(Dataset excerpt)
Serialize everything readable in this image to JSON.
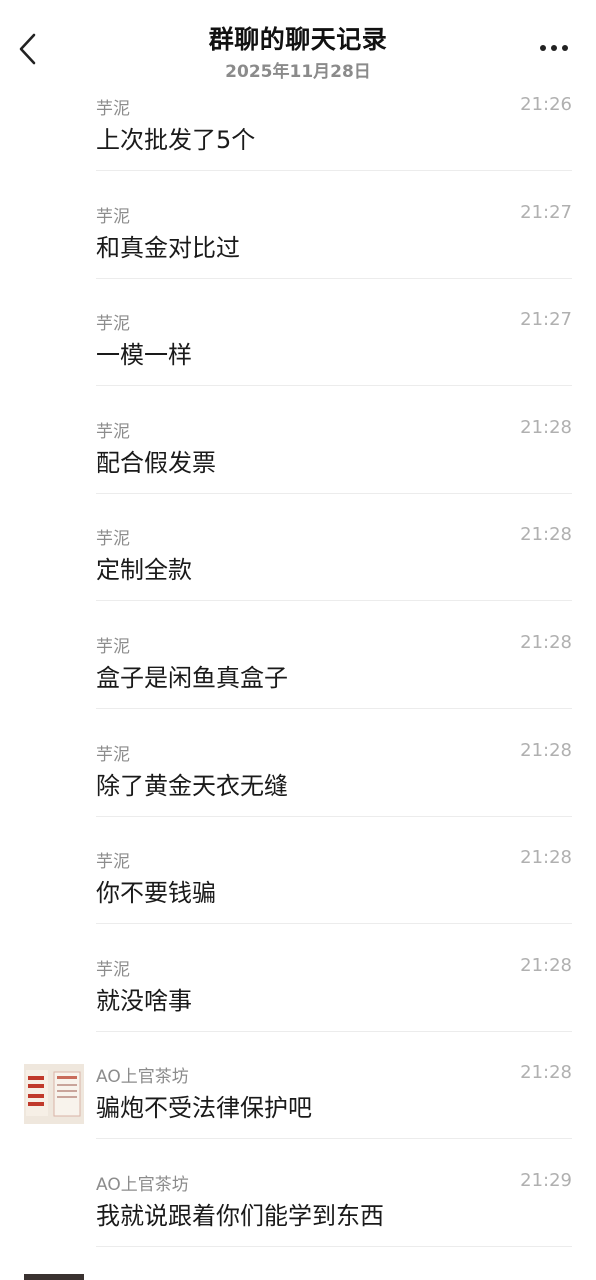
{
  "header": {
    "title": "群聊的聊天记录",
    "subtitle": "2025年11月28日",
    "back_icon": "chevron-left-icon",
    "more_icon": "more-horizontal-icon"
  },
  "messages": [
    {
      "sender": "芋泥",
      "time": "21:26",
      "text": "上次批发了5个",
      "avatar": false
    },
    {
      "sender": "芋泥",
      "time": "21:27",
      "text": "和真金对比过",
      "avatar": false
    },
    {
      "sender": "芋泥",
      "time": "21:27",
      "text": "一模一样",
      "avatar": false
    },
    {
      "sender": "芋泥",
      "time": "21:28",
      "text": "配合假发票",
      "avatar": false
    },
    {
      "sender": "芋泥",
      "time": "21:28",
      "text": "定制全款",
      "avatar": false
    },
    {
      "sender": "芋泥",
      "time": "21:28",
      "text": "盒子是闲鱼真盒子",
      "avatar": false
    },
    {
      "sender": "芋泥",
      "time": "21:28",
      "text": "除了黄金天衣无缝",
      "avatar": false
    },
    {
      "sender": "芋泥",
      "time": "21:28",
      "text": "你不要钱骗",
      "avatar": false
    },
    {
      "sender": "芋泥",
      "time": "21:28",
      "text": "就没啥事",
      "avatar": false
    },
    {
      "sender": "AO上官茶坊",
      "time": "21:28",
      "text": "骗炮不受法律保护吧",
      "avatar": true
    },
    {
      "sender": "AO上官茶坊",
      "time": "21:29",
      "text": "我就说跟着你们能学到东西",
      "avatar": false
    }
  ],
  "colors": {
    "title": "#111111",
    "secondary": "#8c8c8c",
    "time": "#b0b0b0",
    "divider": "#ececec"
  }
}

_DIRECTIVE_. Reproduce each line exactly as it appears, omitting the pictures.

_SOLVED EXERCISE_.
Serialize everything readable in this image to JSON.
{
  "header": {
    "title": "群聊的聊天记录",
    "subtitle": "2025年11月28日",
    "back_icon": "chevron-left-icon",
    "more_icon": "more-horizontal-icon"
  },
  "messages": [
    {
      "sender": "芋泥",
      "time": "21:26",
      "text": "上次批发了5个",
      "avatar": false
    },
    {
      "sender": "芋泥",
      "time": "21:27",
      "text": "和真金对比过",
      "avatar": false
    },
    {
      "sender": "芋泥",
      "time": "21:27",
      "text": "一模一样",
      "avatar": false
    },
    {
      "sender": "芋泥",
      "time": "21:28",
      "text": "配合假发票",
      "avatar": false
    },
    {
      "sender": "芋泥",
      "time": "21:28",
      "text": "定制全款",
      "avatar": false
    },
    {
      "sender": "芋泥",
      "time": "21:28",
      "text": "盒子是闲鱼真盒子",
      "avatar": false
    },
    {
      "sender": "芋泥",
      "time": "21:28",
      "text": "除了黄金天衣无缝",
      "avatar": false
    },
    {
      "sender": "芋泥",
      "time": "21:28",
      "text": "你不要钱骗",
      "avatar": false
    },
    {
      "sender": "芋泥",
      "time": "21:28",
      "text": "就没啥事",
      "avatar": false
    },
    {
      "sender": "AO上官茶坊",
      "time": "21:28",
      "text": "骗炮不受法律保护吧",
      "avatar": true
    },
    {
      "sender": "AO上官茶坊",
      "time": "21:29",
      "text": "我就说跟着你们能学到东西",
      "avatar": false
    }
  ],
  "colors": {
    "title": "#111111",
    "secondary": "#8c8c8c",
    "time": "#b0b0b0",
    "divider": "#ececec"
  }
}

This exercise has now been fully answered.